→ **EXERCISE DESCRIPTION**
Give the listing again in full, exactly as written.

— Begin DATA SHOWN —

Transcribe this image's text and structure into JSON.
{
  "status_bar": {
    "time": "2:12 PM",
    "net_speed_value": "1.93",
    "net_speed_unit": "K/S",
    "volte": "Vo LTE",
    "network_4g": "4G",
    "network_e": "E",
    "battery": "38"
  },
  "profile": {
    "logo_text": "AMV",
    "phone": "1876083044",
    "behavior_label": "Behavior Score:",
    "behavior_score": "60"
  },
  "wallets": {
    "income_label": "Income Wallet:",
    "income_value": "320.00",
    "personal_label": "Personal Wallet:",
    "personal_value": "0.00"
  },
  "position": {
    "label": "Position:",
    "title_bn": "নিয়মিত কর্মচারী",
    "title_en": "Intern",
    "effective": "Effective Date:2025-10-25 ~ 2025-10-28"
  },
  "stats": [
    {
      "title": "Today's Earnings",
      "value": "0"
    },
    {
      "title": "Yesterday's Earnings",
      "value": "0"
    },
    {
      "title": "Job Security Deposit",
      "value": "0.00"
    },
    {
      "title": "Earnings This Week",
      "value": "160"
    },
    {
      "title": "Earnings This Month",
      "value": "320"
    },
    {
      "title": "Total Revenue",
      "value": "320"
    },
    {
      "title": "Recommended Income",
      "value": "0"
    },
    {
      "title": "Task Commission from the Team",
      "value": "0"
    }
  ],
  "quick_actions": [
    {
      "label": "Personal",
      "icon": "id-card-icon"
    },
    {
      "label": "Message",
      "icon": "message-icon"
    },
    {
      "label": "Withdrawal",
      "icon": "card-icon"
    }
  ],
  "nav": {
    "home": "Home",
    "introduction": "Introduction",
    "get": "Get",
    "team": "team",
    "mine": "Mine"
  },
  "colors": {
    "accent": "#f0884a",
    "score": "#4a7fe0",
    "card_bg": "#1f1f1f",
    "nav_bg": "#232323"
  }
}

— End DATA SHOWN —

→ **RESULT**
Transcribe this image's text and structure into JSON.
{
  "status_bar": {
    "time": "2:12 PM",
    "net_speed_value": "1.93",
    "net_speed_unit": "K/S",
    "volte": "Vo LTE",
    "network_4g": "4G",
    "network_e": "E",
    "battery": "38"
  },
  "profile": {
    "logo_text": "AMV",
    "phone": "1876083044",
    "behavior_label": "Behavior Score:",
    "behavior_score": "60"
  },
  "wallets": {
    "income_label": "Income Wallet:",
    "income_value": "320.00",
    "personal_label": "Personal Wallet:",
    "personal_value": "0.00"
  },
  "position": {
    "label": "Position:",
    "title_bn": "নিয়মিত কর্মচারী",
    "title_en": "Intern",
    "effective": "Effective Date:2025-10-25 ~ 2025-10-28"
  },
  "stats": [
    {
      "title": "Today's Earnings",
      "value": "0"
    },
    {
      "title": "Yesterday's Earnings",
      "value": "0"
    },
    {
      "title": "Job Security Deposit",
      "value": "0.00"
    },
    {
      "title": "Earnings This Week",
      "value": "160"
    },
    {
      "title": "Earnings This Month",
      "value": "320"
    },
    {
      "title": "Total Revenue",
      "value": "320"
    },
    {
      "title": "Recommended Income",
      "value": "0"
    },
    {
      "title": "Task Commission from the Team",
      "value": "0"
    }
  ],
  "quick_actions": [
    {
      "label": "Personal",
      "icon": "id-card-icon"
    },
    {
      "label": "Message",
      "icon": "message-icon"
    },
    {
      "label": "Withdrawal",
      "icon": "card-icon"
    }
  ],
  "nav": {
    "home": "Home",
    "introduction": "Introduction",
    "get": "Get",
    "team": "team",
    "mine": "Mine"
  },
  "colors": {
    "accent": "#f0884a",
    "score": "#4a7fe0",
    "card_bg": "#1f1f1f",
    "nav_bg": "#232323"
  }
}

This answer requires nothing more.